### [JOB]
Find the string "如果凸出" and gather every line that holds it.
-.-.-
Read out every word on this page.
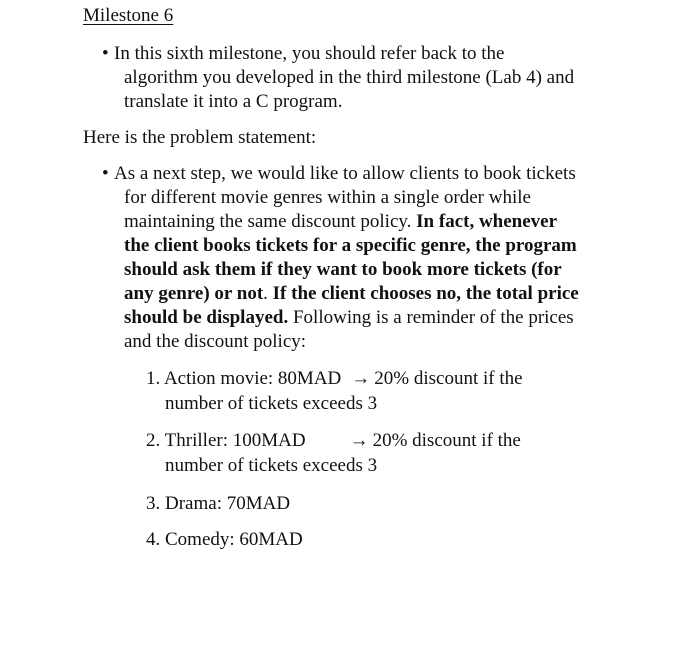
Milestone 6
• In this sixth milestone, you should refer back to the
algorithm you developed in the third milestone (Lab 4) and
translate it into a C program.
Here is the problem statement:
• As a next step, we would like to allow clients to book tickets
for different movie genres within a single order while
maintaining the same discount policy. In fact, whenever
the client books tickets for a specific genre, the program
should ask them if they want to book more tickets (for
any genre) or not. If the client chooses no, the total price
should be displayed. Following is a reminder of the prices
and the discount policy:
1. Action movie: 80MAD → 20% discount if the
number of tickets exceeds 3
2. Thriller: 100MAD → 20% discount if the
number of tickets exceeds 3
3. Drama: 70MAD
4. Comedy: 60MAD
-.-.-
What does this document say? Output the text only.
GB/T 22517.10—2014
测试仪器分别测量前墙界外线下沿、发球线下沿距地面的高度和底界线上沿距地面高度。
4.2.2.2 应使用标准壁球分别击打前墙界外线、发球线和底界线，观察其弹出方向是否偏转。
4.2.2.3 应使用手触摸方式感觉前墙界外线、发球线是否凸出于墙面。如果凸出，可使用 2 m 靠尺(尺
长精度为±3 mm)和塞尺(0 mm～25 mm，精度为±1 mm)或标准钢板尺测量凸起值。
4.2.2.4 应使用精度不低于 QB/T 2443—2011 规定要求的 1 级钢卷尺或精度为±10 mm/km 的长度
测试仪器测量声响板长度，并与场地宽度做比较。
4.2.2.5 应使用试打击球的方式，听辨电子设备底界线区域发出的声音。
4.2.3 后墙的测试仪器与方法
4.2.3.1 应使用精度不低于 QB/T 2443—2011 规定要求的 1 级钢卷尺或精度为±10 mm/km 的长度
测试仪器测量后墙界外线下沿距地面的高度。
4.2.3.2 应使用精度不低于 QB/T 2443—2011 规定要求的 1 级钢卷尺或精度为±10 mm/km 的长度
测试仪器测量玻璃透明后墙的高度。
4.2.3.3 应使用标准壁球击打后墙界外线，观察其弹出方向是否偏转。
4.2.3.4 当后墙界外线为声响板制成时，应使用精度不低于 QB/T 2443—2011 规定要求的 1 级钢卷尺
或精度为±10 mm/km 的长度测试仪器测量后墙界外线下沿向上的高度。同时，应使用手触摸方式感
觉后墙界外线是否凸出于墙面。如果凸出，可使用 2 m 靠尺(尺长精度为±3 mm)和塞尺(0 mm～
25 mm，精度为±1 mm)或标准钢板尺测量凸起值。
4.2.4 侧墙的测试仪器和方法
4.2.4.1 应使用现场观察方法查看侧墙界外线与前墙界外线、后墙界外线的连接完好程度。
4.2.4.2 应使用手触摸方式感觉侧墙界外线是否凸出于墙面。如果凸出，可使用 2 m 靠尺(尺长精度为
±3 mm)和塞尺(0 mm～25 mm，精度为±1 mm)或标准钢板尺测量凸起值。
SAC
-.-.-
### [TASK RESULT]
4.2.2.3 应使用手触摸方式感觉前墙界外线、发球线是否凸出于墙面。如果凸出，可使用 2 m 靠尺(尺
觉后墙界外线是否凸出于墙面。如果凸出，可使用 2 m 靠尺(尺长精度为±3 mm)和塞尺(0 mm～
4.2.4.2 应使用手触摸方式感觉侧墙界外线是否凸出于墙面。如果凸出，可使用 2 m 靠尺(尺长精度为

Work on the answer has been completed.